begin Extracted data

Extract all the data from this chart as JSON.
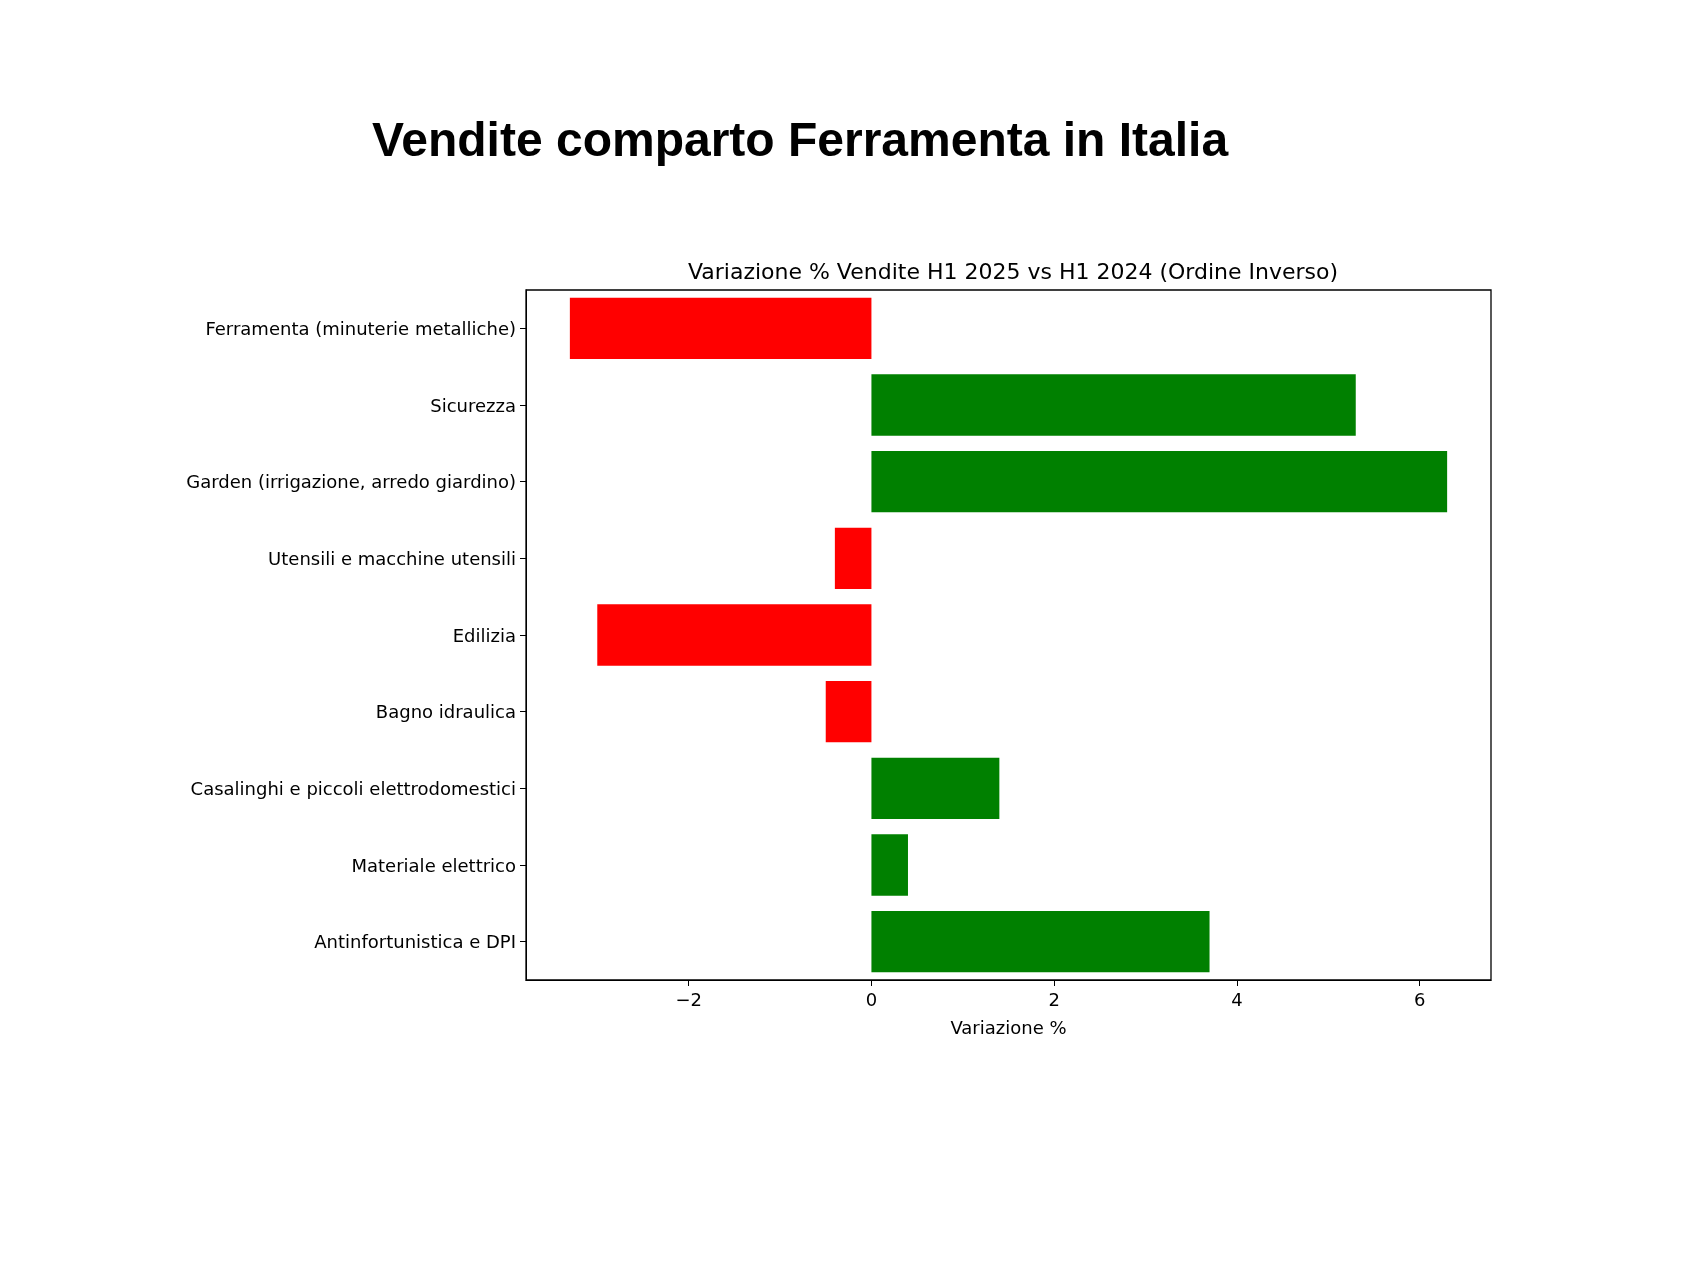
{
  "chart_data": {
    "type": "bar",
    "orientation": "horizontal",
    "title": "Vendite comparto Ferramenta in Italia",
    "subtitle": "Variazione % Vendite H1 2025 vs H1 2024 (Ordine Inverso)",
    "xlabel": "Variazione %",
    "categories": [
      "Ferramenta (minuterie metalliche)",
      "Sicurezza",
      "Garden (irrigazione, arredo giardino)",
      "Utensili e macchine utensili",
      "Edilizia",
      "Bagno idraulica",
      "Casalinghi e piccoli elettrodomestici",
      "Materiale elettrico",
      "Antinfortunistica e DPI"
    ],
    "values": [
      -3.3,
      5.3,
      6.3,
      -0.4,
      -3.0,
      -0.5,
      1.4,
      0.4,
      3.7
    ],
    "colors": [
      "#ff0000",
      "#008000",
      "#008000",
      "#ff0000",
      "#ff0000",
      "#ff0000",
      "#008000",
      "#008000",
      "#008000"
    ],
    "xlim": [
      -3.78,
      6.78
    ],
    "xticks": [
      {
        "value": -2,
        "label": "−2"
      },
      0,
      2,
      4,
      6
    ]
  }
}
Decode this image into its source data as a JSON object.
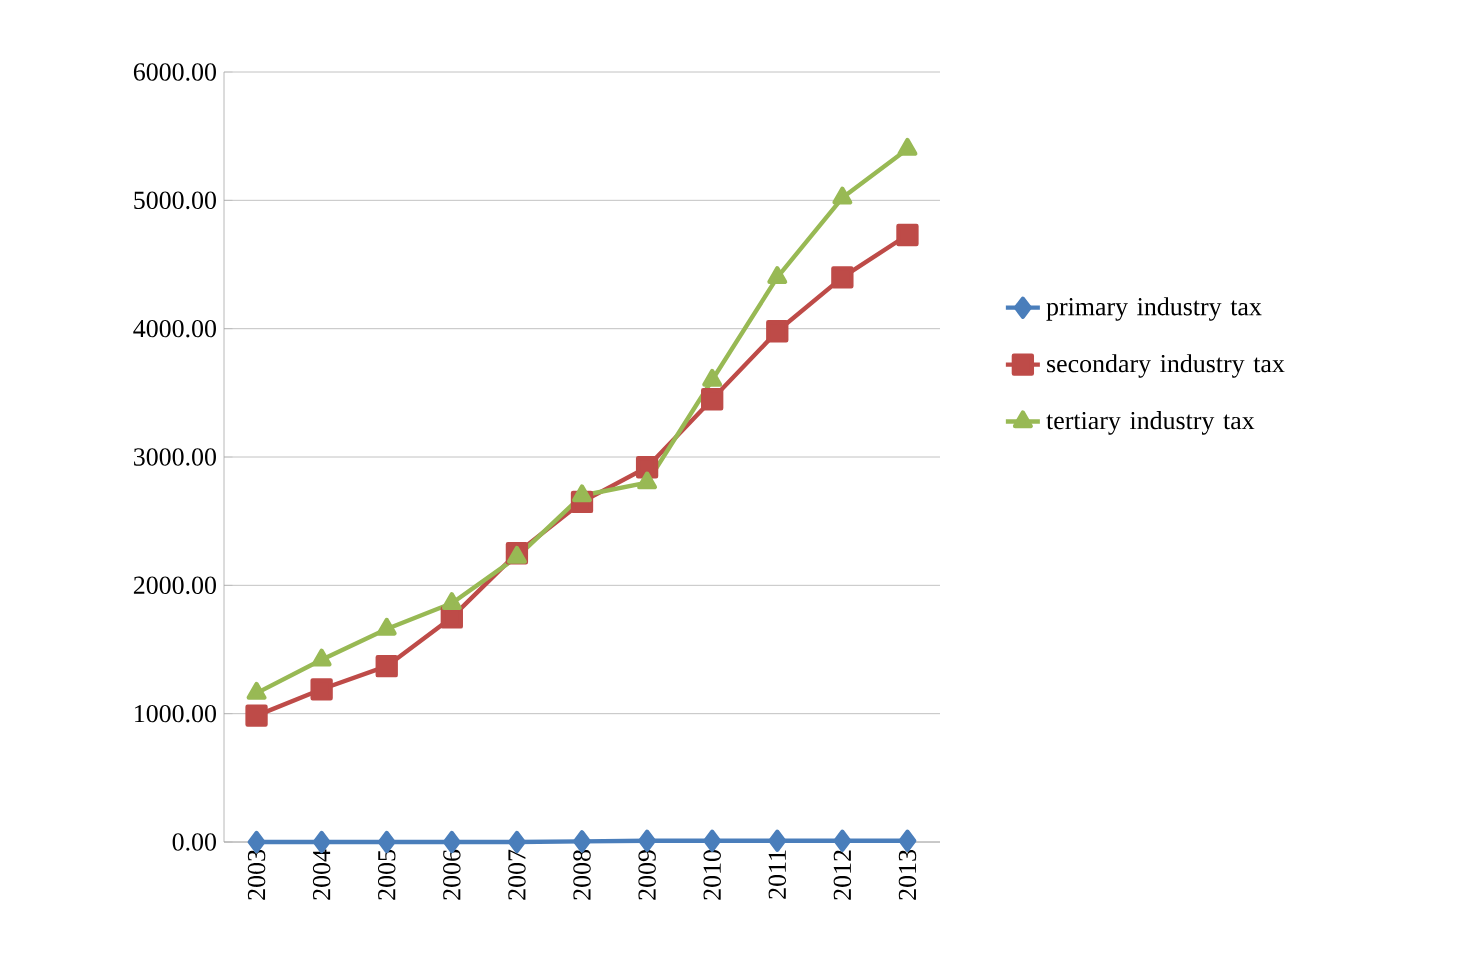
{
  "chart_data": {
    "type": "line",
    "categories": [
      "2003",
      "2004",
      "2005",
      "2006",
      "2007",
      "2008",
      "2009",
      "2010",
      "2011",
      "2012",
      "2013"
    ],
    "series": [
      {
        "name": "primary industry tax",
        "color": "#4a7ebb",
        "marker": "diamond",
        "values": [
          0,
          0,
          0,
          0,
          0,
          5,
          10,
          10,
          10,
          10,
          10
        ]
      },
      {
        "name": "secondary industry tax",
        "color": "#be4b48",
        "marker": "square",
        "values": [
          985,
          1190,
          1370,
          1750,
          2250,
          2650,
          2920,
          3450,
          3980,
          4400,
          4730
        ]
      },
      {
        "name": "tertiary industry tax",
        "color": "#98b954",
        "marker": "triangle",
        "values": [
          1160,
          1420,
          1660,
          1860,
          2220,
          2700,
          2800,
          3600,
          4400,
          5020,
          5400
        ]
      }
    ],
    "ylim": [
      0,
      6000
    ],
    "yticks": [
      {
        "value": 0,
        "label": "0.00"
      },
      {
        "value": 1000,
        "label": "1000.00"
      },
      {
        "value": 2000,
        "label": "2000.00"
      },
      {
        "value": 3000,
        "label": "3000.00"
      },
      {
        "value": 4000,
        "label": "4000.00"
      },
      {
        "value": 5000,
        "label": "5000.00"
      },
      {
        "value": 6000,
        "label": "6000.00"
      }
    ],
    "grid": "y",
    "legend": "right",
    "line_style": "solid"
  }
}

end Extracted data
begin Extracted data

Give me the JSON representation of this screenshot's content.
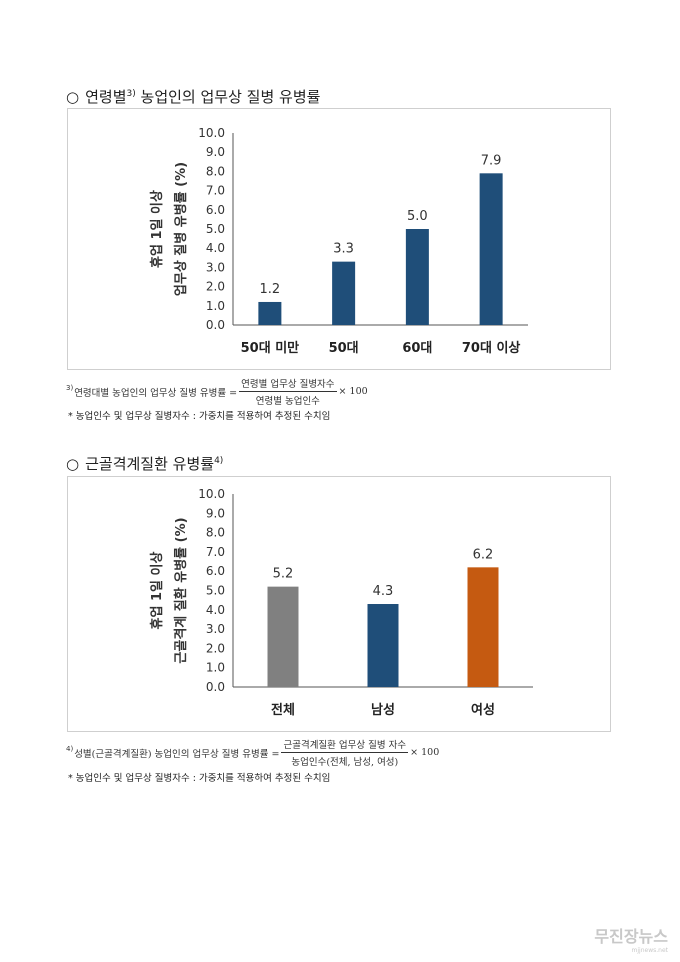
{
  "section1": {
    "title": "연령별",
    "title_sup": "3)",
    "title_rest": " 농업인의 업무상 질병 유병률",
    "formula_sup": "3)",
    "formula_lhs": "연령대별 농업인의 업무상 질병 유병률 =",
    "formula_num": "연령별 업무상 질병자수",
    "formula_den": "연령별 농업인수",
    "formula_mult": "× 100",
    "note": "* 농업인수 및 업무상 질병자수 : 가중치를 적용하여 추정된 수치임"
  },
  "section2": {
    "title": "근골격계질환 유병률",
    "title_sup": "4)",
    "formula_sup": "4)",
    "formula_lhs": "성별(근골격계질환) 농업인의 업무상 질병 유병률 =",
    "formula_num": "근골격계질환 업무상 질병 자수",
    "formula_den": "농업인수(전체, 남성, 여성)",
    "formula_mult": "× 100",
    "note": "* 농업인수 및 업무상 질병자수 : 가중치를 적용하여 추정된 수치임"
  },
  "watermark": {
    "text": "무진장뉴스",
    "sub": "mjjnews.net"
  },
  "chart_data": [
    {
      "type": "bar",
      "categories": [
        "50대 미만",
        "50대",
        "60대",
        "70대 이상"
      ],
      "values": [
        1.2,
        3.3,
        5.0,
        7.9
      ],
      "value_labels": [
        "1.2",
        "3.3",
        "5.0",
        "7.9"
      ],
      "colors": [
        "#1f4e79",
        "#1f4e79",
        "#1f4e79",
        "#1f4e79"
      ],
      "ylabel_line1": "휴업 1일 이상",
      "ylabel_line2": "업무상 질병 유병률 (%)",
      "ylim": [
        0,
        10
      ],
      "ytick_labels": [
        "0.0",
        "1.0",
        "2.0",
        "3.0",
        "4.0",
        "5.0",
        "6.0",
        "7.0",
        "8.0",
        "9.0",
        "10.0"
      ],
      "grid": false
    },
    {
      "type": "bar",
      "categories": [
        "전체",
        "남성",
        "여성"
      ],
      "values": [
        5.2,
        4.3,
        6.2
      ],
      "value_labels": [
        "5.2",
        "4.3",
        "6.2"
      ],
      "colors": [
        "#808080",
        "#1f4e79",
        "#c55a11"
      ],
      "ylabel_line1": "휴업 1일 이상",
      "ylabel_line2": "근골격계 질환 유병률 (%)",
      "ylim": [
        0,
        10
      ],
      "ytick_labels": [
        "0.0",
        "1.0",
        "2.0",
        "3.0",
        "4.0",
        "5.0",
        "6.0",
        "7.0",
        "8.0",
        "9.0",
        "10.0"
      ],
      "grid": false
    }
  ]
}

end Extracted data
begin Extracted data

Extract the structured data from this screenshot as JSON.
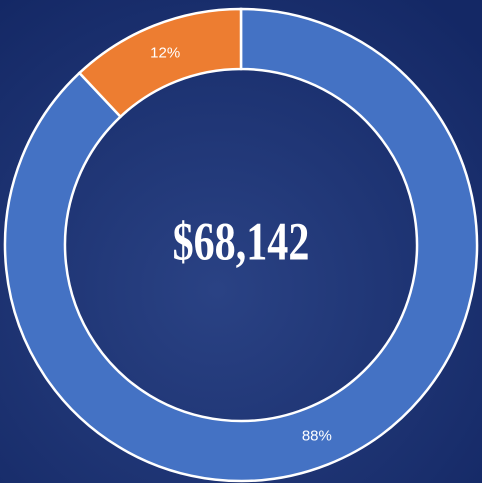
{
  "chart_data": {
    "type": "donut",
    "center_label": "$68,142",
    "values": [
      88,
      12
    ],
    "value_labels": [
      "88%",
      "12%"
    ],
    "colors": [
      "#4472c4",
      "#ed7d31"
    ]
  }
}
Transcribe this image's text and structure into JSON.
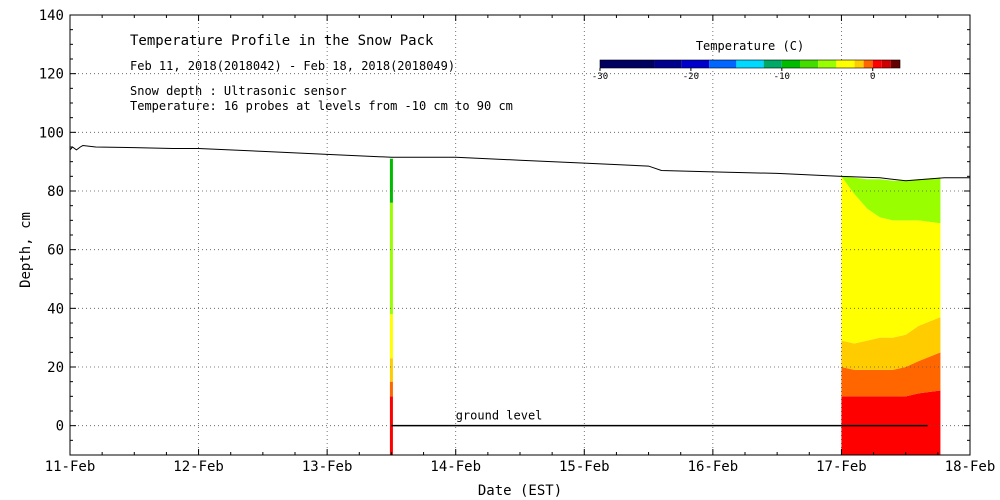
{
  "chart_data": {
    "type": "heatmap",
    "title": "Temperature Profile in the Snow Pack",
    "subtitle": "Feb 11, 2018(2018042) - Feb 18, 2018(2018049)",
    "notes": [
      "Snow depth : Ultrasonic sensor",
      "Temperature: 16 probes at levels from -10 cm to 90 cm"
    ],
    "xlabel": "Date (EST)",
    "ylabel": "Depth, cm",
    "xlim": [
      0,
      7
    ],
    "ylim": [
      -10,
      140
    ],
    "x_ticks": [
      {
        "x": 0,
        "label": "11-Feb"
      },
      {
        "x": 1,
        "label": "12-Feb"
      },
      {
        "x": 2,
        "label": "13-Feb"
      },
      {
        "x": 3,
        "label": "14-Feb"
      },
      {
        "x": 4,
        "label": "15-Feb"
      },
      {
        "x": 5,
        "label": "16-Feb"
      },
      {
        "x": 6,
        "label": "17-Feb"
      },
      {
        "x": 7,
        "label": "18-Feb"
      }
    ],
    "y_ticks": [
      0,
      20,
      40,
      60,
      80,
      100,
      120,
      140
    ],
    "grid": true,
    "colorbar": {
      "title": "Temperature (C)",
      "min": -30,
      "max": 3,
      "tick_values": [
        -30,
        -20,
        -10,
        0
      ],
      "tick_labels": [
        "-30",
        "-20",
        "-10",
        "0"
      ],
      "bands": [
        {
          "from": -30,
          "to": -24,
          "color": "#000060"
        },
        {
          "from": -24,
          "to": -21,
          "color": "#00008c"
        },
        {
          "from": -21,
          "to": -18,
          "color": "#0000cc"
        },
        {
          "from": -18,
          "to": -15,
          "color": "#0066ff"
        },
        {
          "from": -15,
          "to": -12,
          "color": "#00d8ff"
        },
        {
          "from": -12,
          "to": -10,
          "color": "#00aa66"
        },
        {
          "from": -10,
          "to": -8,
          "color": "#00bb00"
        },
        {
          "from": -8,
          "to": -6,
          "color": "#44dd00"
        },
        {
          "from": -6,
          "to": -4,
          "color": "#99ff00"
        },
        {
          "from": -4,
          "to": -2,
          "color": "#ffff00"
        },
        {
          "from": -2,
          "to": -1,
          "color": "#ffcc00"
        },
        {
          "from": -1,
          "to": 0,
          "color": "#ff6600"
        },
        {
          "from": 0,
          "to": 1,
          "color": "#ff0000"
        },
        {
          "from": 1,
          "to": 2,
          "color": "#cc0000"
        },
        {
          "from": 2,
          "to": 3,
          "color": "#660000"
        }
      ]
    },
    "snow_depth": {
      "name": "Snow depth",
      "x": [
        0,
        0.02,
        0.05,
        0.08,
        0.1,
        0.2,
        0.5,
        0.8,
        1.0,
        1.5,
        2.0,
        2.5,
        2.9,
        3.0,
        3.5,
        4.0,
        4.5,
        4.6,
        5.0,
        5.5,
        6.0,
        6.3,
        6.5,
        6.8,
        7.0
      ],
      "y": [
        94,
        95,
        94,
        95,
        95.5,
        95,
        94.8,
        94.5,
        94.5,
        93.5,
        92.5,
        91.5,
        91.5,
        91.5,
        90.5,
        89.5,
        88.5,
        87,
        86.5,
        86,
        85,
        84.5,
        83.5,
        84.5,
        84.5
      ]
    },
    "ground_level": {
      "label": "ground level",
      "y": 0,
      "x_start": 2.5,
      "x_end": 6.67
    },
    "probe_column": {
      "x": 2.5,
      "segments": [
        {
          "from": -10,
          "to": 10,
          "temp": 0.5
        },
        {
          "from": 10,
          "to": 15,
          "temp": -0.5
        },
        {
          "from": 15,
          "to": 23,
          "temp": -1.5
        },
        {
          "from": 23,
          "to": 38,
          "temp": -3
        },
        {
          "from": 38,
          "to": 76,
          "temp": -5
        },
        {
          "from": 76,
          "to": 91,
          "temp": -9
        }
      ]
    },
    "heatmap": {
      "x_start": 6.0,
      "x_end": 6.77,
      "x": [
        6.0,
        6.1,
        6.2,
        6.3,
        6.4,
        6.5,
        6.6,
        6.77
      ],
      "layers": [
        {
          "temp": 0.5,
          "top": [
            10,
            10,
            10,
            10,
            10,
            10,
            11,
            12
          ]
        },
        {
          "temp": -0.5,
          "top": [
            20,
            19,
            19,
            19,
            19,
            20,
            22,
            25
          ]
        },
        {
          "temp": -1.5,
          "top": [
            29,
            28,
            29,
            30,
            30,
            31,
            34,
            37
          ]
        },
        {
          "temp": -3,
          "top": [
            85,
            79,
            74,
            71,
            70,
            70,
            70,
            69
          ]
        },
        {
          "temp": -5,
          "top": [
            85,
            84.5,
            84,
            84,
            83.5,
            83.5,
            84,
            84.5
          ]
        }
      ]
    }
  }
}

end Extracted data

• Requirement:
Find how many lines hold the string "marker", and state that number alone.

• Exercise response:
3